## Data in this exercise

** Begin **

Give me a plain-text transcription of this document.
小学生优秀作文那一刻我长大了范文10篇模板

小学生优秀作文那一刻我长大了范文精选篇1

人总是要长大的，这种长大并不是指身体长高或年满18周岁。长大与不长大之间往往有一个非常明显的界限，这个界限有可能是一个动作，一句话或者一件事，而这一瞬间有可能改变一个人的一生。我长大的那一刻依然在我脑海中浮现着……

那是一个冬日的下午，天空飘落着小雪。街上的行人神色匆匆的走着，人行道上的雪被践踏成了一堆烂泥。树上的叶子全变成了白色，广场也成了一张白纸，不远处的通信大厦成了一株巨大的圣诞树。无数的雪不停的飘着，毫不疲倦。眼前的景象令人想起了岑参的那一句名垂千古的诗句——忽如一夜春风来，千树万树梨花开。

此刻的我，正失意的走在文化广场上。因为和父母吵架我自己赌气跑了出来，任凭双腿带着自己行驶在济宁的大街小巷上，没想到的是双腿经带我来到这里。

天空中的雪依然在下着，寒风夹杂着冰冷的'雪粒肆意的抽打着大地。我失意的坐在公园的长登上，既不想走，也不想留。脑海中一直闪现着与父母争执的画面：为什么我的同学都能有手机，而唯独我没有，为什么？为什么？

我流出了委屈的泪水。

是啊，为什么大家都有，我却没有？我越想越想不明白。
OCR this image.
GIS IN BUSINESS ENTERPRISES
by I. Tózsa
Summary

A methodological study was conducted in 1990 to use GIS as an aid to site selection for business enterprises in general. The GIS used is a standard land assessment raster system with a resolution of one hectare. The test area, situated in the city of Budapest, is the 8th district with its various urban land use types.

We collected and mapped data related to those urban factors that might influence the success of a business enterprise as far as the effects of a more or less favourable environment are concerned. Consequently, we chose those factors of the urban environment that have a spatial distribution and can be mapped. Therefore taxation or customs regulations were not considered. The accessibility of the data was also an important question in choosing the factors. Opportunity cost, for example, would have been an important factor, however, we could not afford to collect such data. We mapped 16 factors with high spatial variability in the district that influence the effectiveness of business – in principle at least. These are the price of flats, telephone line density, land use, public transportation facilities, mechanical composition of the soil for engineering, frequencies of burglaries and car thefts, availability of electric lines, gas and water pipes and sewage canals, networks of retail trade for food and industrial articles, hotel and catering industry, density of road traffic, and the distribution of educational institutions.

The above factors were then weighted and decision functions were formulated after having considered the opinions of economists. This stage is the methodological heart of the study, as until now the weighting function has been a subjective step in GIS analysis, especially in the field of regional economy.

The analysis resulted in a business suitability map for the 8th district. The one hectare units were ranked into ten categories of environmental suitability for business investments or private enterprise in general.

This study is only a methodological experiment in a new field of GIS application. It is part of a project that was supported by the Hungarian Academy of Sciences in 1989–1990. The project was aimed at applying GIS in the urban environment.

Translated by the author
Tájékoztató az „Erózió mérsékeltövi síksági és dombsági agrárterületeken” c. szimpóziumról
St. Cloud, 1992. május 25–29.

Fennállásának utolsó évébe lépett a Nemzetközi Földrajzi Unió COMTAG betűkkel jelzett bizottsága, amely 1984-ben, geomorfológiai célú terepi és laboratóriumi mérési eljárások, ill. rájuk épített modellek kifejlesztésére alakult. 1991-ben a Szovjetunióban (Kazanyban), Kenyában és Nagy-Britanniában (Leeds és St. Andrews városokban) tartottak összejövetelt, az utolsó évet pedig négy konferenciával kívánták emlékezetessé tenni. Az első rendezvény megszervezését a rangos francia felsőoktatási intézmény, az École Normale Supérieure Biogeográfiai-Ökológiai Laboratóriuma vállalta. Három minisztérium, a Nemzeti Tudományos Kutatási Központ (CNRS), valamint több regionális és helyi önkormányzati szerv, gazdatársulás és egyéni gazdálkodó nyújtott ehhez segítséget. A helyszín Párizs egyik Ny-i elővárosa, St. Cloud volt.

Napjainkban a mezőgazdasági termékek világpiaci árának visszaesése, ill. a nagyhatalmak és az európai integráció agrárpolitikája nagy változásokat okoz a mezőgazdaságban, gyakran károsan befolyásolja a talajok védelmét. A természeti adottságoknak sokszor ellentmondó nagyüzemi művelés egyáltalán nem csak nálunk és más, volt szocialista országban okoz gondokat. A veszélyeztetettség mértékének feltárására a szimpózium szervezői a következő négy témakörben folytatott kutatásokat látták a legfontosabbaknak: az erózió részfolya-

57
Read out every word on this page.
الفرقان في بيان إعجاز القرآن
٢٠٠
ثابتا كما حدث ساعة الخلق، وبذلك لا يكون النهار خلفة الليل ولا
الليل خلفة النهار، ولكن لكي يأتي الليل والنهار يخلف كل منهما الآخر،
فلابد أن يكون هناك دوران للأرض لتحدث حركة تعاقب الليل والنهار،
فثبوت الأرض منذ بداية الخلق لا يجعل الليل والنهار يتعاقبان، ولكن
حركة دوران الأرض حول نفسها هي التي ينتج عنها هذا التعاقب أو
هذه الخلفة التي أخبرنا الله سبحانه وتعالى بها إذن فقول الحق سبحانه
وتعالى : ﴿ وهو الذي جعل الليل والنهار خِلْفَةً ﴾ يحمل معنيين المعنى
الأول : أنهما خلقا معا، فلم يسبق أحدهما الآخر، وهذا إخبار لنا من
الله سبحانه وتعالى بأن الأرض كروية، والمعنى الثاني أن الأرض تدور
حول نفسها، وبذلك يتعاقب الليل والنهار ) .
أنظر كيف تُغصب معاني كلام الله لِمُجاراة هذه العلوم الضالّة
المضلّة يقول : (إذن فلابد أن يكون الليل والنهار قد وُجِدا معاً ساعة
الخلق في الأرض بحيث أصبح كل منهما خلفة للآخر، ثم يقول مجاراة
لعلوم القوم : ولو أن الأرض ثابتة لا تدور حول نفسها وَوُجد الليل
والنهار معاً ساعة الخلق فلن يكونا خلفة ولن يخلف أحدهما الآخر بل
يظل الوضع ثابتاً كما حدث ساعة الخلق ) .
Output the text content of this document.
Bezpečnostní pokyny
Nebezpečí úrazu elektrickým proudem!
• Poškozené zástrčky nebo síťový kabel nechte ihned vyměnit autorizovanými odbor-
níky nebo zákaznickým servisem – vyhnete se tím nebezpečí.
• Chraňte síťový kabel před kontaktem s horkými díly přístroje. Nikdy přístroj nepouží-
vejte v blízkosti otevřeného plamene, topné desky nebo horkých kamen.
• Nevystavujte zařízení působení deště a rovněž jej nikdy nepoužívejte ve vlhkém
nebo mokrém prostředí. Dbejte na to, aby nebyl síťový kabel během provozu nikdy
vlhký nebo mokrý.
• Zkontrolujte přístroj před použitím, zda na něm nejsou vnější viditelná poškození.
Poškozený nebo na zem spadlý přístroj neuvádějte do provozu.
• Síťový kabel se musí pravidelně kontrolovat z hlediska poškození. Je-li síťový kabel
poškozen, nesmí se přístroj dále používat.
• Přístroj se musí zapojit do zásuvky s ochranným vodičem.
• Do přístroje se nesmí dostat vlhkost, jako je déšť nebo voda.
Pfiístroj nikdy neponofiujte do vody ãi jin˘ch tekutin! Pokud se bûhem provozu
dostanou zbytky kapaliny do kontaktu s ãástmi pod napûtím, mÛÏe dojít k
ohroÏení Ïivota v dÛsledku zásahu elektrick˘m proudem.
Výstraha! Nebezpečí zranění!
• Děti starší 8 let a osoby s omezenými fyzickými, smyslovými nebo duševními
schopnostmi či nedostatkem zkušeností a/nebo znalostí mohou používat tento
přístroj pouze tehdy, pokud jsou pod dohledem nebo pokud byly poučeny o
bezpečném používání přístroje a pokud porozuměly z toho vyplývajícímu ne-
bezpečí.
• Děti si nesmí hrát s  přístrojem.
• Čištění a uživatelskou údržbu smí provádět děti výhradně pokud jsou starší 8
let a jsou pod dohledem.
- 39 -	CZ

** End **

## Problem description
Work out the count of lines containing the word "před", then write only that count.

## Completed exercise
2